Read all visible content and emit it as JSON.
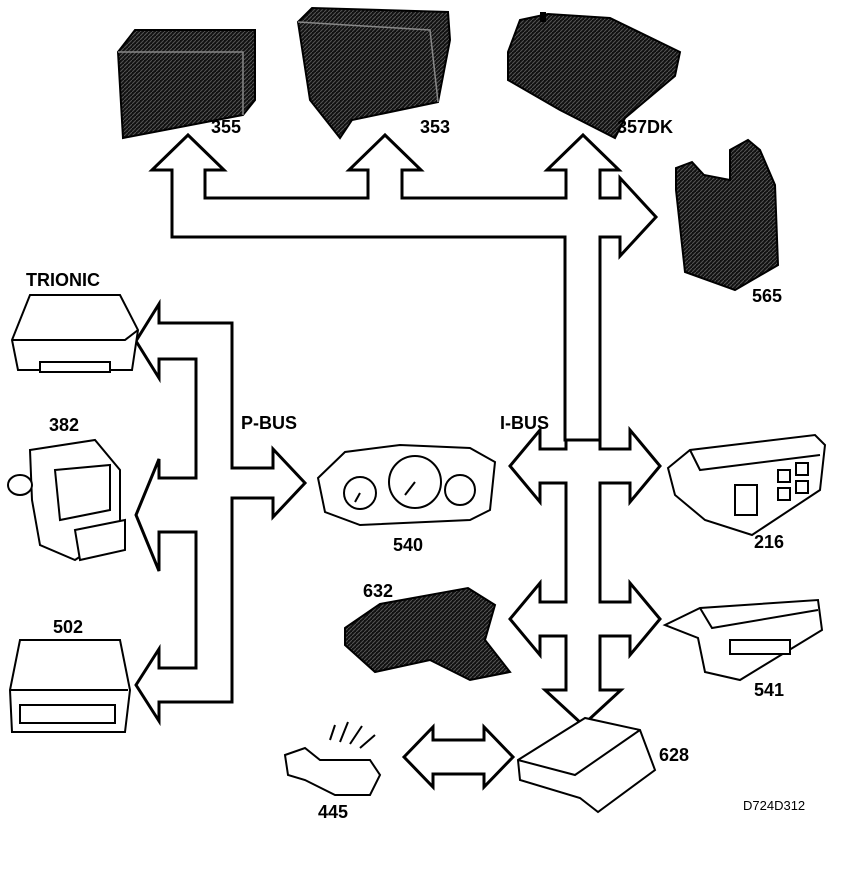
{
  "bus_labels": {
    "p_bus": "P-BUS",
    "i_bus": "I-BUS"
  },
  "modules": {
    "m355": "355",
    "m353": "353",
    "m357dk": "357DK",
    "m565": "565",
    "trionic": "TRIONIC",
    "m382": "382",
    "m502": "502",
    "m540": "540",
    "m216": "216",
    "m632": "632",
    "m541": "541",
    "m628": "628",
    "m445": "445"
  },
  "drawing_code": "D724D312"
}
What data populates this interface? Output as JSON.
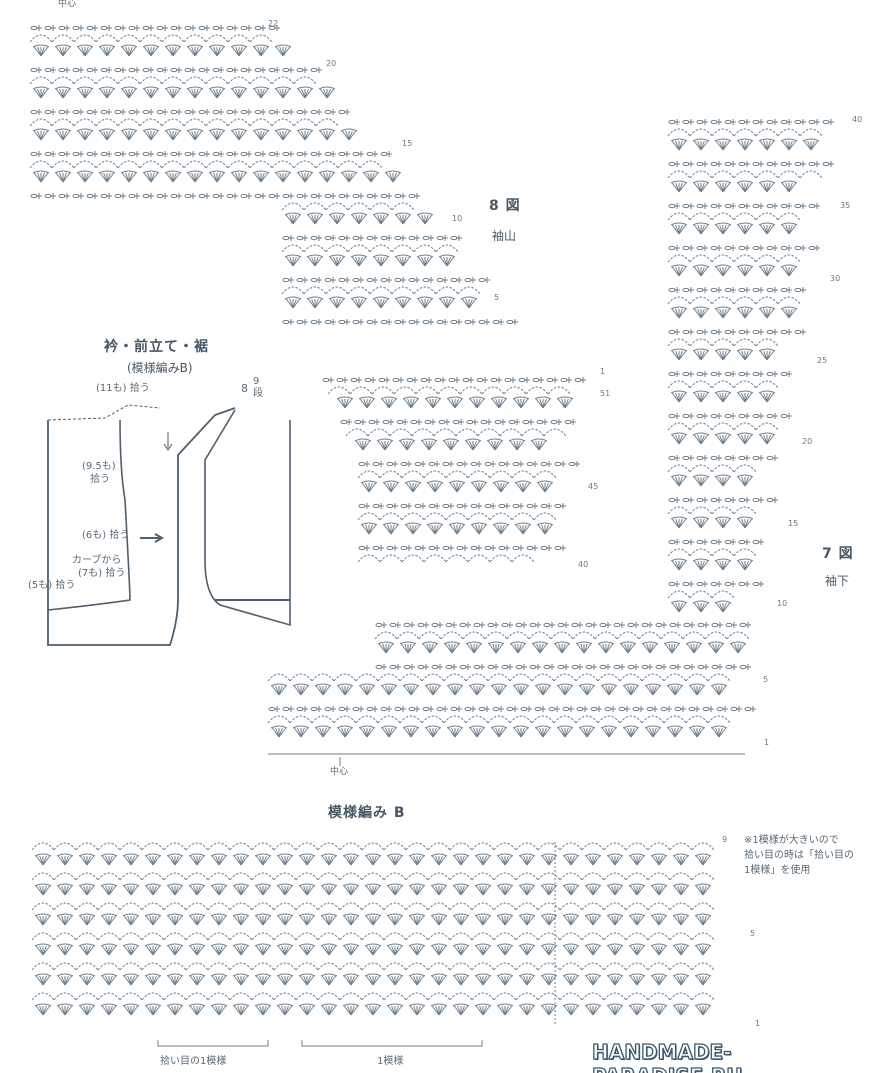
{
  "labels": {
    "center_top": "中心",
    "center_bottom": "中心",
    "fig8_title": "8 図",
    "fig8_sub": "袖山",
    "fig7_title": "7 図",
    "fig7_sub": "袖下",
    "vest_title": "衿・前立て・裾",
    "vest_sub": "(模様編みB)",
    "pick_11": "(11も) 拾う",
    "pick_95": "(9.5も)",
    "pick_95b": "拾う",
    "pick_6": "(6も) 拾う",
    "curve_from": "カーブから",
    "pick_7": "(7も) 拾う",
    "pick_5": "(5も) 拾う",
    "rows_8": "8",
    "rows_9": "9",
    "rows_dan": "段",
    "patternB_title": "模様編み B",
    "note_line1": "※1模様が大きいので",
    "note_line2": "拾い目の時は「拾い目の",
    "note_line3": "1模様」を使用",
    "pick_one_repeat": "拾い目の1模様",
    "one_repeat": "1模様"
  },
  "row_numbers": {
    "fig8_upper": [
      "22",
      "20",
      "15",
      "10",
      "5",
      "1"
    ],
    "fig8_lower": [
      "51",
      "45",
      "40"
    ],
    "fig7": [
      "40",
      "35",
      "30",
      "25",
      "20",
      "15",
      "10",
      "5",
      "1"
    ],
    "patternB": [
      "9",
      "5",
      "1"
    ]
  },
  "watermark": "HANDMADE-PARADISE.RU",
  "colors": {
    "ink": "#5a6a78",
    "stitch": "#6f7f8d",
    "watermark_stroke": "#3b5870"
  }
}
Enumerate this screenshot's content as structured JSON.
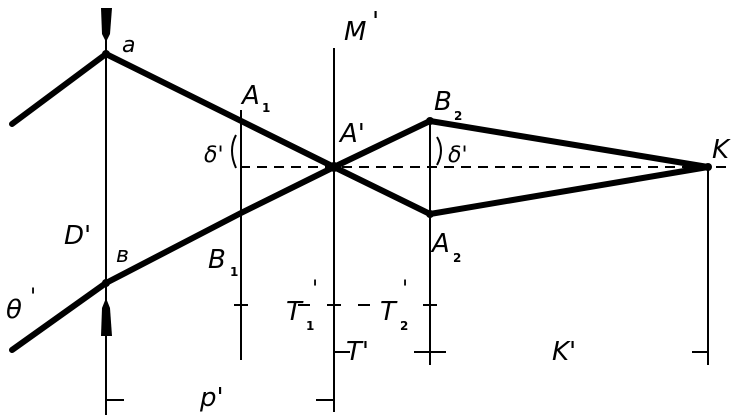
{
  "labels": {
    "a": "a",
    "b": "в",
    "M": "M",
    "prime": "'",
    "A1": "A",
    "A1_sub": "1",
    "B1": "B",
    "B1_sub": "1",
    "A_prime": "A'",
    "B2": "B",
    "B2_sub": "2",
    "A2": "A",
    "A2_sub": "2",
    "K": "K",
    "delta_left": "δ'",
    "delta_right": "δ'",
    "D": "D'",
    "theta": "θ",
    "T1": "T",
    "T1_sub": "1",
    "T2": "T",
    "T2_sub": "2",
    "T_prime": "T'",
    "P_prime": "p'",
    "K_prime": "K'"
  }
}
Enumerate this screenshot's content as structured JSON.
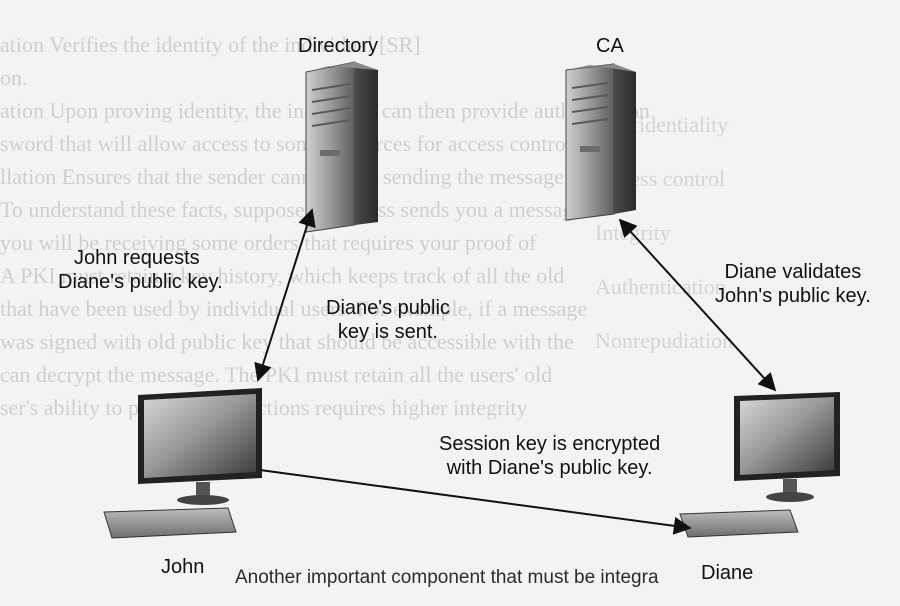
{
  "background_text": [
    "ation   Verifies the identity of the individual [SR]",
    "on.",
    "ation   Upon proving identity, the individual can then provide authorization",
    "sword that will allow access to some resources for access control.",
    "llation   Ensures that the sender cannot deny sending the message.",
    "",
    "To understand these facts, suppose your boss sends you a message.",
    "you will be receiving some orders that requires your proof of",
    "A PKI must retain a key history, which keeps track of all the old",
    "that have been used by individual users. For example, if a message",
    "was signed with old public key that should be accessible with the",
    "can decrypt the message. The PKI must retain all the users' old",
    "ser's ability to perform transactions requires higher integrity",
    "Another important component that must be integrated"
  ],
  "bullets": [
    "Confidentiality",
    "Access control",
    "Integrity",
    "Authentication",
    "Nonrepudiation"
  ],
  "nodes": {
    "directory": "Directory",
    "ca": "CA",
    "john": "John",
    "diane": "Diane"
  },
  "messages": {
    "john_requests": [
      "John requests",
      "Diane's public key."
    ],
    "key_sent": [
      "Diane's public",
      "key is sent."
    ],
    "session_key": [
      "Session key is encrypted",
      "with Diane's public key."
    ],
    "diane_validates": [
      "Diane validates",
      "John's public key."
    ]
  },
  "footer": "Another important component that must be integra"
}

§ §

> [SET PROBLEM]:
The pictures in the entries should be left out; output everything else exactly.

> [EXPECTED ANSWER]:
Read all visible content and emit it as JSON.
{
  "bus_labels": {
    "p_bus": "P-BUS",
    "i_bus": "I-BUS"
  },
  "modules": {
    "m355": "355",
    "m353": "353",
    "m357dk": "357DK",
    "m565": "565",
    "trionic": "TRIONIC",
    "m382": "382",
    "m502": "502",
    "m540": "540",
    "m216": "216",
    "m632": "632",
    "m541": "541",
    "m628": "628",
    "m445": "445"
  },
  "drawing_code": "D724D312"
}
What data populates this interface? Output as JSON.
{
  "labels": {
    "center_top": "中心",
    "center_bottom": "中心",
    "fig8_title": "8 図",
    "fig8_sub": "袖山",
    "fig7_title": "7 図",
    "fig7_sub": "袖下",
    "vest_title": "衿・前立て・裾",
    "vest_sub": "(模様編みB)",
    "pick_11": "(11も) 拾う",
    "pick_95": "(9.5も)",
    "pick_95b": "拾う",
    "pick_6": "(6も) 拾う",
    "curve_from": "カーブから",
    "pick_7": "(7も) 拾う",
    "pick_5": "(5も) 拾う",
    "rows_8": "8",
    "rows_9": "9",
    "rows_dan": "段",
    "patternB_title": "模様編み B",
    "note_line1": "※1模様が大きいので",
    "note_line2": "拾い目の時は「拾い目の",
    "note_line3": "1模様」を使用",
    "pick_one_repeat": "拾い目の1模様",
    "one_repeat": "1模様"
  },
  "row_numbers": {
    "fig8_upper": [
      "22",
      "20",
      "15",
      "10",
      "5",
      "1"
    ],
    "fig8_lower": [
      "51",
      "45",
      "40"
    ],
    "fig7": [
      "40",
      "35",
      "30",
      "25",
      "20",
      "15",
      "10",
      "5",
      "1"
    ],
    "patternB": [
      "9",
      "5",
      "1"
    ]
  },
  "watermark": "HANDMADE-PARADISE.RU",
  "colors": {
    "ink": "#5a6a78",
    "stitch": "#6f7f8d",
    "watermark_stroke": "#3b5870"
  }
}
Enumerate this screenshot's content as structured JSON.
{
  "labels": {
    "a": "a",
    "b": "в",
    "M": "M",
    "prime": "'",
    "A1": "A",
    "A1_sub": "1",
    "B1": "B",
    "B1_sub": "1",
    "A_prime": "A'",
    "B2": "B",
    "B2_sub": "2",
    "A2": "A",
    "A2_sub": "2",
    "K": "K",
    "delta_left": "δ'",
    "delta_right": "δ'",
    "D": "D'",
    "theta": "θ",
    "T1": "T",
    "T1_sub": "1",
    "T2": "T",
    "T2_sub": "2",
    "T_prime": "T'",
    "P_prime": "p'",
    "K_prime": "K'"
  }
}
Enumerate this screenshot's content as structured JSON.
{
  "background_text": [
    "ation   Verifies the identity of the individual [SR]",
    "on.",
    "ation   Upon proving identity, the individual can then provide authorization",
    "sword that will allow access to some resources for access control.",
    "llation   Ensures that the sender cannot deny sending the message.",
    "",
    "To understand these facts, suppose your boss sends you a message.",
    "you will be receiving some orders that requires your proof of",
    "A PKI must retain a key history, which keeps track of all the old",
    "that have been used by individual users. For example, if a message",
    "was signed with old public key that should be accessible with the",
    "can decrypt the message. The PKI must retain all the users' old",
    "ser's ability to perform transactions requires higher integrity",
    "Another important component that must be integrated"
  ],
  "bullets": [
    "Confidentiality",
    "Access control",
    "Integrity",
    "Authentication",
    "Nonrepudiation"
  ],
  "nodes": {
    "directory": "Directory",
    "ca": "CA",
    "john": "John",
    "diane": "Diane"
  },
  "messages": {
    "john_requests": [
      "John requests",
      "Diane's public key."
    ],
    "key_sent": [
      "Diane's public",
      "key is sent."
    ],
    "session_key": [
      "Session key is encrypted",
      "with Diane's public key."
    ],
    "diane_validates": [
      "Diane validates",
      "John's public key."
    ]
  },
  "footer": "Another important component that must be integra"
}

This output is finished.